TASK DIRECTIONS. Every line below that contains "Контрольный" is to be copied.

DATA ROWS.
------
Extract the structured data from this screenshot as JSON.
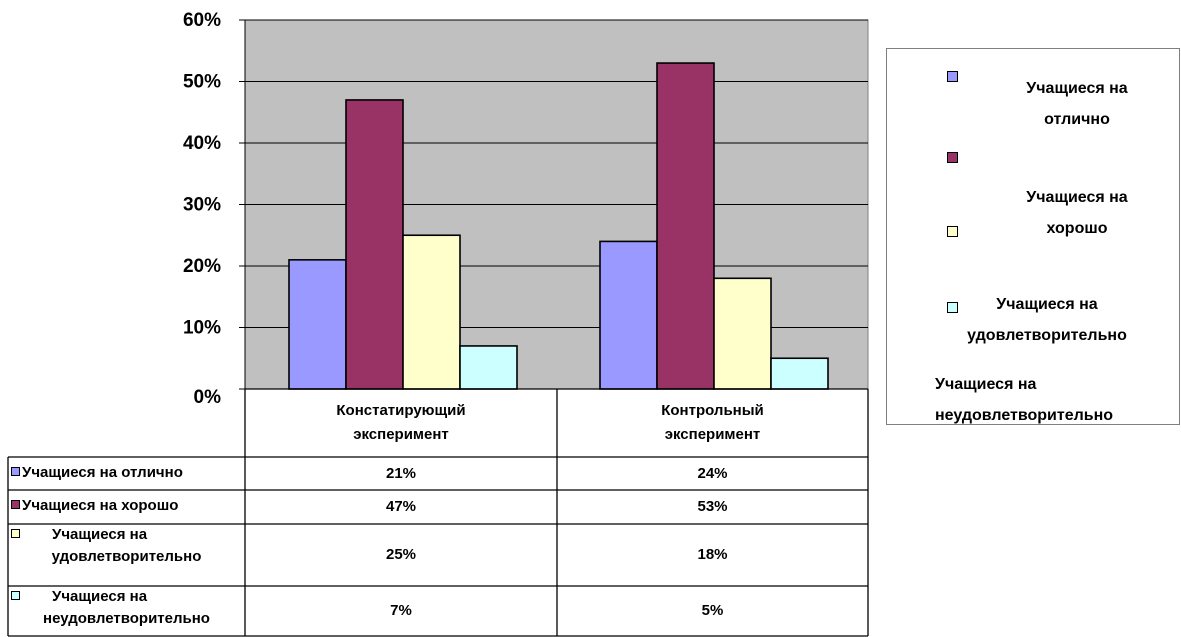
{
  "chart_data": {
    "type": "bar",
    "categories": [
      "Констатирующий эксперимент",
      "Контрольный эксперимент"
    ],
    "category_lines": [
      [
        "Констатирующий",
        "эксперимент"
      ],
      [
        "Контрольный",
        "эксперимент"
      ]
    ],
    "ylim": [
      0,
      60
    ],
    "yticks": [
      "0%",
      "10%",
      "20%",
      "30%",
      "40%",
      "50%",
      "60%"
    ],
    "grid": true,
    "legend_position": "right",
    "series": [
      {
        "name": "Учащиеся на отлично",
        "values": [
          21,
          24
        ],
        "labels": [
          "21%",
          "24%"
        ],
        "color": "#9999ff"
      },
      {
        "name": "Учащиеся на хорошо",
        "values": [
          47,
          53
        ],
        "labels": [
          "47%",
          "53%"
        ],
        "color": "#993366"
      },
      {
        "name": "Учащиеся на удовлетворительно",
        "values": [
          25,
          18
        ],
        "labels": [
          "25%",
          "18%"
        ],
        "color": "#ffffcc"
      },
      {
        "name": "Учащиеся на неудовлетворительно",
        "values": [
          7,
          5
        ],
        "labels": [
          "7%",
          "5%"
        ],
        "color": "#ccffff"
      }
    ],
    "legend": {
      "entries": [
        {
          "lines": [
            "Учащиеся на",
            "отлично"
          ]
        },
        {
          "lines": [
            "Учащиеся на",
            "хорошо"
          ]
        },
        {
          "lines": [
            "Учащиеся на",
            "удовлетворительно"
          ]
        },
        {
          "lines": [
            "Учащиеся на",
            "неудовлетворительно"
          ]
        }
      ]
    },
    "table_row_labels": [
      [
        "Учащиеся на отлично"
      ],
      [
        "Учащиеся на хорошо"
      ],
      [
        "Учащиеся на",
        "удовлетворительно"
      ],
      [
        "Учащиеся на",
        "неудовлетворительно"
      ]
    ],
    "plot_background": "#c0c0c0"
  }
}
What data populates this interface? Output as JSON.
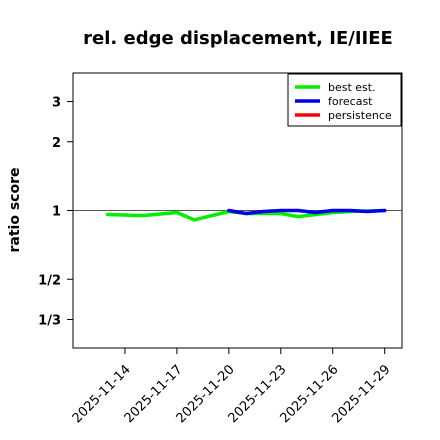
------
OUTPUT FOR THIS TASK.
      "Контрольный эксперимент"
        "Контрольный",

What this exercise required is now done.